_Data provided_
(begin)
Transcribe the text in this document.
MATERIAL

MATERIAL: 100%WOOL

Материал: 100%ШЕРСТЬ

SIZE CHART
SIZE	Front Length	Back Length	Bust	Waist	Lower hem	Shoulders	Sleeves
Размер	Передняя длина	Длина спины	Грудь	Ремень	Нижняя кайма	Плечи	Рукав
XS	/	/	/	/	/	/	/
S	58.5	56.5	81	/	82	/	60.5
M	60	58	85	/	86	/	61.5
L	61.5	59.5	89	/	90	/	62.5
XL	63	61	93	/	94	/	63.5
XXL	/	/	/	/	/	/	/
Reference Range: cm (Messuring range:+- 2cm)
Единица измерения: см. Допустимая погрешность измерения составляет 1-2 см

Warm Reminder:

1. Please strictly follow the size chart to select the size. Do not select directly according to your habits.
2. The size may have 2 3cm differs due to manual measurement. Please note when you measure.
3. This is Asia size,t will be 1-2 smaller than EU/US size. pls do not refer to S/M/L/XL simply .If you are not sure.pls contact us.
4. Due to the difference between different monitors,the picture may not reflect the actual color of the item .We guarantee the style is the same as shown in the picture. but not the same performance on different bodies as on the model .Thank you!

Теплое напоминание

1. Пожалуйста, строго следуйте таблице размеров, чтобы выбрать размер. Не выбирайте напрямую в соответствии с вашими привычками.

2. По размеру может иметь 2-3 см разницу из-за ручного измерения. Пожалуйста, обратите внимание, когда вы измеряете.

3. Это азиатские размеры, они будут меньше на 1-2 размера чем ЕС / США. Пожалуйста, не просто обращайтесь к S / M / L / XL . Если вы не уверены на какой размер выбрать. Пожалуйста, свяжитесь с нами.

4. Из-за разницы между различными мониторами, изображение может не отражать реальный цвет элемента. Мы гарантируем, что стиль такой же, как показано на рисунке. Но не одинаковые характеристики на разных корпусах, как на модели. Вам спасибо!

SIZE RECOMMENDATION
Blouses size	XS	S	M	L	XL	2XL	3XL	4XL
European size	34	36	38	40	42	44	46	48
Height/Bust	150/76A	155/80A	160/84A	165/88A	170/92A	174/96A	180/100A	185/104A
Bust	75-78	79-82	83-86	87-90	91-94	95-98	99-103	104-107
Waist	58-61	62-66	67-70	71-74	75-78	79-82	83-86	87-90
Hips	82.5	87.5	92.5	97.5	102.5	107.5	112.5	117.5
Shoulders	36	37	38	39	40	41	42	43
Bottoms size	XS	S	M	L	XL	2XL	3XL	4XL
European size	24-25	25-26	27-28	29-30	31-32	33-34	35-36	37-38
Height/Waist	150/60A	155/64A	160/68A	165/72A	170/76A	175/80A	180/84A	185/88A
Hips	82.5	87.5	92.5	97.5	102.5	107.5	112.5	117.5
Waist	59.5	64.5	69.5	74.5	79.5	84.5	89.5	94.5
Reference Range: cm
(end)
Which lines in the listing above hold the word "Waist"? Show each of them.

_Completed exercise_
SIZE	Front Length	Back Length	Bust	Waist	Lower hem	Shoulders	Sleeves
Waist	58-61	62-66	67-70	71-74	75-78	79-82	83-86	87-90
Height/Waist	150/60A	155/64A	160/68A	165/72A	170/76A	175/80A	180/84A	185/88A
Waist	59.5	64.5	69.5	74.5	79.5	84.5	89.5	94.5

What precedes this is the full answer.